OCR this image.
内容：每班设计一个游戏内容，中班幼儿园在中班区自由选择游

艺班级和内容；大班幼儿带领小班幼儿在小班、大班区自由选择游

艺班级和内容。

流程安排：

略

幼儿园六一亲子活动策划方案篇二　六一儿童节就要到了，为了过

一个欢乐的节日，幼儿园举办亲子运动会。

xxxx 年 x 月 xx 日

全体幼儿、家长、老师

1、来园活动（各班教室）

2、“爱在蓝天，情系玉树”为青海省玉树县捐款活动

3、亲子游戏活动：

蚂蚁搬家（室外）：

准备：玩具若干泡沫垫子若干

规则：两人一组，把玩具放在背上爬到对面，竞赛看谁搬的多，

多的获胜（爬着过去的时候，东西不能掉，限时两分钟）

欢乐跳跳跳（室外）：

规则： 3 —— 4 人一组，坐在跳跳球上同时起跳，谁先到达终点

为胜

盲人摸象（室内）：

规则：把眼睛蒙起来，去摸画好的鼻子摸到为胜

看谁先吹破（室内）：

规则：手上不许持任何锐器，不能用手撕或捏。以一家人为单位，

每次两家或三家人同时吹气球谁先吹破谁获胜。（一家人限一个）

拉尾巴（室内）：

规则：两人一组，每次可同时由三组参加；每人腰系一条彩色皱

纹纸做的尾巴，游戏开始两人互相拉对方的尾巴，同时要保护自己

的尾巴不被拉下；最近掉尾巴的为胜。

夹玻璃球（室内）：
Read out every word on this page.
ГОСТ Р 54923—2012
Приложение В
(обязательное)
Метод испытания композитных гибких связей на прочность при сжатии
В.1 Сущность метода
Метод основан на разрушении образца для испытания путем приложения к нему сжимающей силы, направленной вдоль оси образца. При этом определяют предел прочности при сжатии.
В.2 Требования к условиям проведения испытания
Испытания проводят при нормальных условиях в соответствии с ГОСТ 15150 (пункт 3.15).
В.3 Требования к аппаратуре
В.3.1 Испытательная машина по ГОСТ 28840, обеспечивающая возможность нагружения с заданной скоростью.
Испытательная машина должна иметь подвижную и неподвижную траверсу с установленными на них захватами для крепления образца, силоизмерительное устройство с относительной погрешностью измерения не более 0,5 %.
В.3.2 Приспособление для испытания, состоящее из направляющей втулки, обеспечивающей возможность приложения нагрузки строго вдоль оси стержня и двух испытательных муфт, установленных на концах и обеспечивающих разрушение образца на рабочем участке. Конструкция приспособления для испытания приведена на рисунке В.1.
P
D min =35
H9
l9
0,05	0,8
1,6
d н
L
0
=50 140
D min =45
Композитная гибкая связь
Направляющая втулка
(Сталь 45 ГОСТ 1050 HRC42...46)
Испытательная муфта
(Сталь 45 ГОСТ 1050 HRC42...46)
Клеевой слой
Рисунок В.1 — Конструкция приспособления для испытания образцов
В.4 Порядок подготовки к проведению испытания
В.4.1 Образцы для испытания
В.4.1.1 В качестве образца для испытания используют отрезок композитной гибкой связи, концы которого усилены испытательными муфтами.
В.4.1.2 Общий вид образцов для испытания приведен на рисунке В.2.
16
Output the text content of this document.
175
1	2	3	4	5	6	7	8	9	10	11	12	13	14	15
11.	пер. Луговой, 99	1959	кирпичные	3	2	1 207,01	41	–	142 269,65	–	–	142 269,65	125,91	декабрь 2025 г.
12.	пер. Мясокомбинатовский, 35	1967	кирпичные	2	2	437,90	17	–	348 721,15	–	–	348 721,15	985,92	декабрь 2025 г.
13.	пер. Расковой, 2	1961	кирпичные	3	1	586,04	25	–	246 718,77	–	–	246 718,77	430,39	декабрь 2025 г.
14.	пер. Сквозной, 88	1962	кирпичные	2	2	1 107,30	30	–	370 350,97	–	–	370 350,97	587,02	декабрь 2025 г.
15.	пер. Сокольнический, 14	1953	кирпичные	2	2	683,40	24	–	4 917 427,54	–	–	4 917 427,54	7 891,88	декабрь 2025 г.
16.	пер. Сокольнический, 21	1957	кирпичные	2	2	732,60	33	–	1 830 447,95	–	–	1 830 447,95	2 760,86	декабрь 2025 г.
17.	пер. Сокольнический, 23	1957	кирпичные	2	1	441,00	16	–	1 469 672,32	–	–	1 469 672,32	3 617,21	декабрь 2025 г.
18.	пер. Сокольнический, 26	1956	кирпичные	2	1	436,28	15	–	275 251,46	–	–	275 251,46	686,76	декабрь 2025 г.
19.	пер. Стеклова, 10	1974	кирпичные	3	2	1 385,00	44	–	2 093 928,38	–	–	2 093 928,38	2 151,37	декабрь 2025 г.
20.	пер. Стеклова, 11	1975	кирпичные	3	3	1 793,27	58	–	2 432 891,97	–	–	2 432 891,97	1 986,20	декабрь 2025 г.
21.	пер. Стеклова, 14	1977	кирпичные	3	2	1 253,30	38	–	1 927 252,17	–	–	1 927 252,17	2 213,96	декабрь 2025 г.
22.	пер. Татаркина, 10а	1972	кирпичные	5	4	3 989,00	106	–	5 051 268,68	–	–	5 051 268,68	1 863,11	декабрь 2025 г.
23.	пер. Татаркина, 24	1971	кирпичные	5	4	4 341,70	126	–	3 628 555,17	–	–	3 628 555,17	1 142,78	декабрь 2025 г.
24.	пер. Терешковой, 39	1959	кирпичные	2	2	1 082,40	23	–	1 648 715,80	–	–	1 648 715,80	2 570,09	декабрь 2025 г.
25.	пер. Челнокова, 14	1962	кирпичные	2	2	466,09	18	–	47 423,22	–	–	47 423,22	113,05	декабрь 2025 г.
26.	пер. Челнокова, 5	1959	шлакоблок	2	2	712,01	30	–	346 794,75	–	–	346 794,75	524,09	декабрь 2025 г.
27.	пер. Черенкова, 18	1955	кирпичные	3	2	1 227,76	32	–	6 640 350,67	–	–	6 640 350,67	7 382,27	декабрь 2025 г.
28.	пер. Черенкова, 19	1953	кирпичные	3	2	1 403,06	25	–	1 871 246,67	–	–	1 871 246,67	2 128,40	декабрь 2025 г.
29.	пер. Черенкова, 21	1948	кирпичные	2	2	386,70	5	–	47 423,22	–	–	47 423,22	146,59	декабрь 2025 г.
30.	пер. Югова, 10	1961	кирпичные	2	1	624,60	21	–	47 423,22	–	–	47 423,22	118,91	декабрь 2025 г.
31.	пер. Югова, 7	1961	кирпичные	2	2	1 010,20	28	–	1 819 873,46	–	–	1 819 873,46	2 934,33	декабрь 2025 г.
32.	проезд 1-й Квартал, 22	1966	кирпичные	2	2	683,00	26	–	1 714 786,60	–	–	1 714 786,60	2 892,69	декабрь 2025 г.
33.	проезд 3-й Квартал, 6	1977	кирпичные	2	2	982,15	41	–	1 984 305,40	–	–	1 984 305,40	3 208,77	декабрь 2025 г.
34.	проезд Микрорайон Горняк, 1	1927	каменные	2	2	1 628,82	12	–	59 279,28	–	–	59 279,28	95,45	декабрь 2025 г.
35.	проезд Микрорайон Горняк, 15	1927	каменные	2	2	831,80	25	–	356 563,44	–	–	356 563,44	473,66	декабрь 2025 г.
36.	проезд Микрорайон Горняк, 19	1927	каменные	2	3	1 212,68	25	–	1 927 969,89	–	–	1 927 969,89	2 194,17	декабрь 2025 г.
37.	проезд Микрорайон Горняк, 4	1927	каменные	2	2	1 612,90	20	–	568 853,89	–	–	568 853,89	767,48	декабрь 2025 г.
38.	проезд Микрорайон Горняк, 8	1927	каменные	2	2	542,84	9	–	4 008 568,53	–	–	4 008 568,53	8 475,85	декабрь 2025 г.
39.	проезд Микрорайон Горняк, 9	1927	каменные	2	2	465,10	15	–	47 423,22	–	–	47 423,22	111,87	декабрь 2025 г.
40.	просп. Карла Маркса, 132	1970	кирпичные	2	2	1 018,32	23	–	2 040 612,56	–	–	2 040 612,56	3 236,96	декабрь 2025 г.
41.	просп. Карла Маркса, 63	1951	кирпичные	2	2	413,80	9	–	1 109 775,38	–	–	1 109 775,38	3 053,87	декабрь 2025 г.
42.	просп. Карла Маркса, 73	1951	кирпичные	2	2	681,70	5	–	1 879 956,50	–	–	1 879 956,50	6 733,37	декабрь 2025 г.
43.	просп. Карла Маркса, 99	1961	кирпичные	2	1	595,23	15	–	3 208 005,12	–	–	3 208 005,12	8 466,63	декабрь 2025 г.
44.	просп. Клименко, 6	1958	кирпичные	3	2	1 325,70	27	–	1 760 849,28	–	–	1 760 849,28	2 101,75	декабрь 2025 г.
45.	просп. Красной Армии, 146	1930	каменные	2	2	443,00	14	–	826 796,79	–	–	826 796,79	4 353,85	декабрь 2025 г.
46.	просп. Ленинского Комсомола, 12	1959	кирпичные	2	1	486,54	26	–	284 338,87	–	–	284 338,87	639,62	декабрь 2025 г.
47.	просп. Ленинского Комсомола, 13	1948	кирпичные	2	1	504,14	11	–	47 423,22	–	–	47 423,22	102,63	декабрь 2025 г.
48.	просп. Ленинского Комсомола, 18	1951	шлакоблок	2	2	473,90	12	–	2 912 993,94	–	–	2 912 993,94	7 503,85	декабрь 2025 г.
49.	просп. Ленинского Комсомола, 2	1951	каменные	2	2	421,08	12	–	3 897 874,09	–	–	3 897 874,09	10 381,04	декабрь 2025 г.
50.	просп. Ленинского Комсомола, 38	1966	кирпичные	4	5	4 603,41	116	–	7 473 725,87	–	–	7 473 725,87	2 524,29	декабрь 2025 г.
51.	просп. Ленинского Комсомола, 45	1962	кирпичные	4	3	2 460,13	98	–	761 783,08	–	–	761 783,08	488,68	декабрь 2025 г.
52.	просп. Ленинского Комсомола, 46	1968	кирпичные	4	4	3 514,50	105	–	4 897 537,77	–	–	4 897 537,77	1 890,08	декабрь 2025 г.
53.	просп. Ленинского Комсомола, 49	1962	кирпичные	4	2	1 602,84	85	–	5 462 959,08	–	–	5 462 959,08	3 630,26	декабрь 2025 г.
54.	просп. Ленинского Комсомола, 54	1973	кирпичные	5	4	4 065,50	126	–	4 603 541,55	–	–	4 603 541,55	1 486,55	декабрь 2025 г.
· · · · · · ·
Do this>
Where a line of the material above holds the string "Требования", copy that line.

Answer to this task>
В.2 Требования к условиям проведения испытания
В.3 Требования к аппаратуре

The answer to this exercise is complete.